▶ _Tugas yang Dikerjakan_
1. Ambillah bagian teks tentang kenaikan biaya haji dari "Ismed Hasan Putro" sampai "Rabu (1/2/2023) sore.", lalu tuliskan tanpa mengubah satu kata pun.
2. Lanjutkan teks tentang kenaikan biaya haji, dimulai tepat setelah kalimat terakhirnya.

▶ _Kutipan Terpilih_
────────────────

Ismed Hasan Putro Ketua Umum Ikatan Persaudaraan Haji Indonesia (IPHI) mengatakan, kegaduhan dalam wacana kenaikan biaya haji 2023, karena Kementerian Agama (Kemenag) tidak melakukan sosialisasi terlebih dahulu, apalagi kenaikannya mencapai 100 persen.
“Naik atau tidaknya biaya haji, ini kan sebenarnya persoalan yang rutin setiap tahun, sebelum atau sesudah pemerintah membentuk Badan Pengelola Keuangan Haji (BPKH). Itu akibat penyelenggaraan ibadah haji kita, kalau istilah saya masih agak banci,” kata Ismed dalam diskusi daring soal “Pro Kontra Rencana Kenaikan Ongkos Haji’, Rabu (1/2/2023) sore.
Penyelenggaran haji Indonesia saat ini, kata Ismed, diatur oleh dua institusi. Pertama oleh Kemenag melalui Direktorat Jenderal Penyelenggaraan Haji dan Umrah yang mengatur teknis operasional haji, serta yang kedua adalah (BPKH) terkait biaya haji.

────────────────

Sebuah blok data
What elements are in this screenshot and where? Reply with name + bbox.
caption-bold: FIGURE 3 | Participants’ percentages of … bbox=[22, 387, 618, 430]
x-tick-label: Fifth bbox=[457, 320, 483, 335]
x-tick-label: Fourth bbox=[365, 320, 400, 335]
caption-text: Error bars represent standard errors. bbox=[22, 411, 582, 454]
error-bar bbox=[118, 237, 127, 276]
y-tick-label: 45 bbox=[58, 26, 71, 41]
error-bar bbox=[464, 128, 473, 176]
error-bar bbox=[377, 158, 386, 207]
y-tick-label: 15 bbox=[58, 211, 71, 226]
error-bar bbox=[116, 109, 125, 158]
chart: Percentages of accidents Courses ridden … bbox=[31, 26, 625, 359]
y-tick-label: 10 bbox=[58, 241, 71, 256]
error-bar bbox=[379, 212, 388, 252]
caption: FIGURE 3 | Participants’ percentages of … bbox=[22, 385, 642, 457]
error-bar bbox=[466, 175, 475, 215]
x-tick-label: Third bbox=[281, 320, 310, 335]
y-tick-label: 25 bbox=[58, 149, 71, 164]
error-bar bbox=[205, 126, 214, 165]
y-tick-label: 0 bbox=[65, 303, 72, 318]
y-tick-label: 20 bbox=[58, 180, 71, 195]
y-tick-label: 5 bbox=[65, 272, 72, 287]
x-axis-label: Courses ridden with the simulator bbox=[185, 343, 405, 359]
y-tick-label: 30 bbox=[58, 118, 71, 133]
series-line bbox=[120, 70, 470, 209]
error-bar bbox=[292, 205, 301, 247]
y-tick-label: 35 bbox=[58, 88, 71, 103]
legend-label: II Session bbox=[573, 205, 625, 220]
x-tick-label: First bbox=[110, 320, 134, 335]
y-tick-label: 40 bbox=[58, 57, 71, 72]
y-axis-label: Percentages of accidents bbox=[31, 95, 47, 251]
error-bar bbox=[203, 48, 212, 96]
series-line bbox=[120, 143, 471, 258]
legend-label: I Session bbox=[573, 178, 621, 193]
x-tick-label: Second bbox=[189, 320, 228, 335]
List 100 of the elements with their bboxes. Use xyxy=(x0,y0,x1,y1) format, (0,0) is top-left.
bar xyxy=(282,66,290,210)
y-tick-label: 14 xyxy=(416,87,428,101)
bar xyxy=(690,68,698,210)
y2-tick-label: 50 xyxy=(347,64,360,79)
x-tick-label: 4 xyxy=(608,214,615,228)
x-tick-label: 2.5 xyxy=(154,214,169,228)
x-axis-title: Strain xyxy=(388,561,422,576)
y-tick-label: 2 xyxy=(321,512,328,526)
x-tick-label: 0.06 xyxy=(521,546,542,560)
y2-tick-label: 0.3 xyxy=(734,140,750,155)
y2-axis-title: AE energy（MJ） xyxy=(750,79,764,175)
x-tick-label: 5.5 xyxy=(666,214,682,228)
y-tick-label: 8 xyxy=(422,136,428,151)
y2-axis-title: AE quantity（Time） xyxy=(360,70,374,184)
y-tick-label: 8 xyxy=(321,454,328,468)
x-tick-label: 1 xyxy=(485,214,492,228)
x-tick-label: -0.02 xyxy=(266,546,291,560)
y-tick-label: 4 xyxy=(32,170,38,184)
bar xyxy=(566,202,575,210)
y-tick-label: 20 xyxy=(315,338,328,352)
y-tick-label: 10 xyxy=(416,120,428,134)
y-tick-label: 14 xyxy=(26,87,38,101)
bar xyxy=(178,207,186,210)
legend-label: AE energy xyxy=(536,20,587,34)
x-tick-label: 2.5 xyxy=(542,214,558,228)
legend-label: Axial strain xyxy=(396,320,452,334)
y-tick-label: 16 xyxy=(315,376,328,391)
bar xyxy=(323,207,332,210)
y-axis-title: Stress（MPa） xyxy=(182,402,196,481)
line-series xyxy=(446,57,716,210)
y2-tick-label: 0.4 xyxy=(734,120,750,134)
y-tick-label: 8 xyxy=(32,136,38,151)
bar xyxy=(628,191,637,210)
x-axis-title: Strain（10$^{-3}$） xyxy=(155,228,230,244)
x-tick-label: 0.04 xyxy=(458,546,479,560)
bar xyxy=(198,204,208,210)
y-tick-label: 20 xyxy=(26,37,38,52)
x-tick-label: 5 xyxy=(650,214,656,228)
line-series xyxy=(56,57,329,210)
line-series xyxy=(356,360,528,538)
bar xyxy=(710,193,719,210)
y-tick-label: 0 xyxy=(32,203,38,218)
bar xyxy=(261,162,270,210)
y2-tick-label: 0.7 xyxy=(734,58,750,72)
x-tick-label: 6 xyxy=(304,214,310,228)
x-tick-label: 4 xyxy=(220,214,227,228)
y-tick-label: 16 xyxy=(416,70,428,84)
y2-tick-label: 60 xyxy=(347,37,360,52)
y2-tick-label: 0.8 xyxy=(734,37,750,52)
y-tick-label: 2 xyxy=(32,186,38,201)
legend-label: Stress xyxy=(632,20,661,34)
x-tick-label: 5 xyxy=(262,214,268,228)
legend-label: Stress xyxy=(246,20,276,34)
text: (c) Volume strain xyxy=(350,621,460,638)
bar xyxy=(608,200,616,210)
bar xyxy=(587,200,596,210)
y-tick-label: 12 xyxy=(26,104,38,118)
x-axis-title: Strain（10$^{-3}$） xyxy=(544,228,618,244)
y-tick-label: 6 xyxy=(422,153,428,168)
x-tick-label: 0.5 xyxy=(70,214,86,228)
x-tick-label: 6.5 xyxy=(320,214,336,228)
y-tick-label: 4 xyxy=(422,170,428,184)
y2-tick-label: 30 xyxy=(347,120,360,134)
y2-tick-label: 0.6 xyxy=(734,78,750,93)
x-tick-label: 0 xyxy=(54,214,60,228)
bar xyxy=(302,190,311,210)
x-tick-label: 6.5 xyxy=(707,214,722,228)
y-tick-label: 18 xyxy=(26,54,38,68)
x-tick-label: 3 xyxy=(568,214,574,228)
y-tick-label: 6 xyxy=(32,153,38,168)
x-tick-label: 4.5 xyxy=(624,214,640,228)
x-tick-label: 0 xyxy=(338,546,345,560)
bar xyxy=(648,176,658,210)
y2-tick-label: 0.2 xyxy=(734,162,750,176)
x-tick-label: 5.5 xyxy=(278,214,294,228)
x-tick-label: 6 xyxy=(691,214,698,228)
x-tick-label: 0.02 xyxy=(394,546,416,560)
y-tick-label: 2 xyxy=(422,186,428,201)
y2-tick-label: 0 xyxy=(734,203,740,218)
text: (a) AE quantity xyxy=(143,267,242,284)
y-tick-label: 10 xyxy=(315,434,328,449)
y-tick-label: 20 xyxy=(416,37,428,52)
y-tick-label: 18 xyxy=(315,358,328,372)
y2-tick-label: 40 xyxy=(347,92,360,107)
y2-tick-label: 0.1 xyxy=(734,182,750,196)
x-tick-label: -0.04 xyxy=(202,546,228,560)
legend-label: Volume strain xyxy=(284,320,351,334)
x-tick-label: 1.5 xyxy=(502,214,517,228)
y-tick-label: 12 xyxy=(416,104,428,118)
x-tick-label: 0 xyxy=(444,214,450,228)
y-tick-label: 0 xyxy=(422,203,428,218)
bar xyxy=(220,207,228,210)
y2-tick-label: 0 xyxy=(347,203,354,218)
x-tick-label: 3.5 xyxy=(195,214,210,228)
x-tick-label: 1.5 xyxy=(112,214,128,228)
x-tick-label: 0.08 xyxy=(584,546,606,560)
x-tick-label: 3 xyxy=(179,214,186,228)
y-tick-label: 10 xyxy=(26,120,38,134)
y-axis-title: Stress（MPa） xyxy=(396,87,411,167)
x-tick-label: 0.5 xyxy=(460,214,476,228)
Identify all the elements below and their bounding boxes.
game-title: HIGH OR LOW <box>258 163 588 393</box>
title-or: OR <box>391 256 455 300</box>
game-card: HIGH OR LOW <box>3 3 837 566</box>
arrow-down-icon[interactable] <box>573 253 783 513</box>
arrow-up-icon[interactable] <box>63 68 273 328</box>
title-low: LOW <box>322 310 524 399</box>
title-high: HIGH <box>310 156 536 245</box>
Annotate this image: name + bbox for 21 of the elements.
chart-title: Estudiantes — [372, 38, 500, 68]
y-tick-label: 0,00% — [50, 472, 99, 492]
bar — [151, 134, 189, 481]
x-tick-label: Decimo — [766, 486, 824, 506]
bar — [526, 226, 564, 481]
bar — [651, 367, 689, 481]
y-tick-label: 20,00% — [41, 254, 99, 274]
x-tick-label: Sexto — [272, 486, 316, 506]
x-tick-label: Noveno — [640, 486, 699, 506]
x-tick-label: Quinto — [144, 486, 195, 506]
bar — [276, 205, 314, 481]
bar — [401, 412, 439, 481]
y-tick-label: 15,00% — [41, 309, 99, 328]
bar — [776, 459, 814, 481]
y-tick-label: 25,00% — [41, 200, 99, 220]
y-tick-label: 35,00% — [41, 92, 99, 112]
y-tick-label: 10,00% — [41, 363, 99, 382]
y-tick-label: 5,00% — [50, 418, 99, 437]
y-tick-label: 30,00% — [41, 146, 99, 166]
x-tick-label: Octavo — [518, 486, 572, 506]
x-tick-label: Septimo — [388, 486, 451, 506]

────────────────

▶ _Daftar Jawaban_
1.
Ismed Hasan Putro Ketua Umum Ikatan Persaudaraan Haji Indonesia (IPHI) mengatakan, kegaduhan dalam wacana kenaikan biaya haji 2023, karena Kementerian Agama (Kemenag) tidak melakukan sosialisasi terlebih dahulu, apalagi kenaikannya mencapai 100 persen.
“Naik atau tidaknya biaya haji, ini kan sebenarnya persoalan yang rutin setiap tahun, sebelum atau sesudah pemerintah membentuk Badan Pengelola Keuangan Haji (BPKH). Itu akibat penyelenggaraan ibadah haji kita, kalau istilah saya masih agak banci,” kata Ismed dalam diskusi daring soal “Pro Kontra Rencana Kenaikan Ongkos Haji’, Rabu (1/2/2023) sore.

2.
“Inilah yang menyebabkan penyelenggaran haji kita masih agak banci, dan tidak profesional dalam menangani setiap persoalan haji. Tidak ada sinkronisasi dua lembaga ini, yang terjadi justru tarik menarik kepentingan,” tegasnya.
IPHI mengusulkan agar pemerintah membentuk lembaga independen penyelenggaran haji yang melebur Direktorat Jenderal Penyelenggaraan Haji dan Umrah, serta BPKH.
Sehingga Kemenag tidak lagi ‘cawe-cawe’ urusan haji, cukup mengatur masalah enam agama yang sudah diakui di Indonesia
“Kita usulkan dibentuk lembaga independen yang secara khusus mengatur penyelenggaraan haji, bukan Kementerian Haji. Kalau Kementerian Haji, itu praktiknya di lapangan nanti sama dengan Kementerian Agama. Padahal kita ingin Kementerian Agama tidak lagi mengurusi haji, mengurusi masalah agama saja sudah cukup banyak,” katanya.
Sekadar diketahui, Pemerintah melalui Kementerian Agama mengusulkan BPIH (Biaya Penyelenggaraan Ibadah Haji) tahun 2023 sebesar Rp69.193.733,60.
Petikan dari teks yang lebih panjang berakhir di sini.